#### Available data:
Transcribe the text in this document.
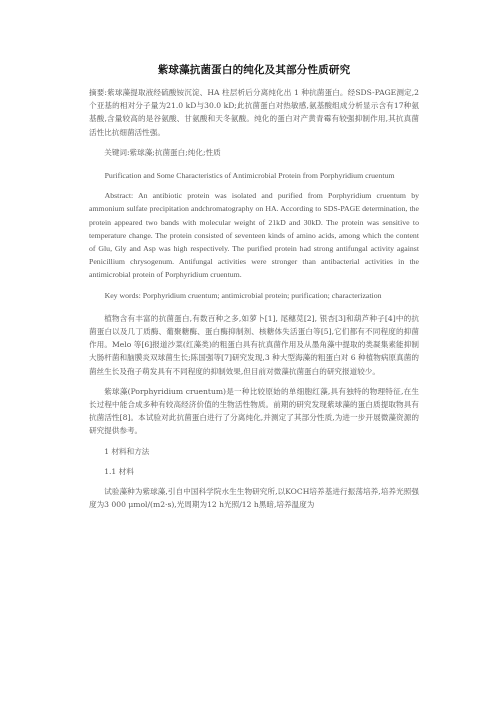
紫球藻抗菌蛋白的纯化及其部分性质研究

摘要:紫球藻提取液经硫酸铵沉淀、HA 柱层析后分离纯化出 1 种抗菌蛋白。经SDS-PAGE测定,2个亚基的相对分子量为21.0 kD与30.0 kD;此抗菌蛋白对热敏感,氨基酸组成分析显示含有17种氨基酸,含量较高的是谷氨酸、甘氨酸和天冬氨酸。纯化的蛋白对产黄青霉有较强抑制作用,其抗真菌活性比抗细菌活性强。

关键词:紫球藻;抗菌蛋白;纯化;性质

Purification and Some Characteristics of Antimicrobial Protein from Porphyridium cruentum

Abstract: An antibiotic protein was isolated and purified from Porphyridium cruentum by ammonium sulfate precipitation andchromatography on HA. According to SDS-PAGE determination, the protein appeared two bands with molecular weight of 21kD and 30kD. The protein was sensitive to temperature change. The protein consisted of seventeen kinds of amino acids, among which the content of Glu, Gly and Asp was high respectively. The purified protein had strong antifungal activity against Penicillium chrysogenum. Antifungal activities were stronger than antibacterial activities in the antimicrobial protein of Porphyridium cruentum.

Key words: Porphyridium cruentum; antimicrobial protein; purification; characterization

植物含有丰富的抗菌蛋白,有数百种之多,如萝卜[1], 尾穗苋[2], 银杏[3]和葫芦种子[4]中的抗菌蛋白以及几丁质酶、葡聚糖酶、蛋白酶抑制剂、核糖体失活蛋白等[5],它们都有不同程度的抑菌作用。Melo 等[6]报道沙菜(红藻类)的粗蛋白具有抗真菌作用及从墨角藻中提取的类凝集素能抑制大肠杆菌和脑膜炎双球菌生长;陈国强等[7]研究发现,3 种大型海藻的粗蛋白对 6 种植物病原真菌的菌丝生长及孢子萌发具有不同程度的抑制效果,但目前对微藻抗菌蛋白的研究报道较少。

紫球藻(Porphyridium cruentum)是一种比较原始的单细胞红藻,具有独特的物理特征,在生长过程中能合成多种有较高经济价值的生物活性物质。前期的研究发现紫球藻的蛋白质提取物具有抗菌活性[8]。本试验对此抗菌蛋白进行了分离纯化,并测定了其部分性质,为进一步开展微藻资源的研究提供参考。

1 材料和方法

1.1 材料

试验藻种为紫球藻,引自中国科学院水生生物研究所,以KOCH培养基进行振荡培养,培养光照强度为3 000 μmol/(m2·s),光周期为12 h光照/12 h黑暗,培养温度为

#### Your goal:
Note how many lines in the data above contain "Porphyridium", then state that number alone.

#### Solved problem:
4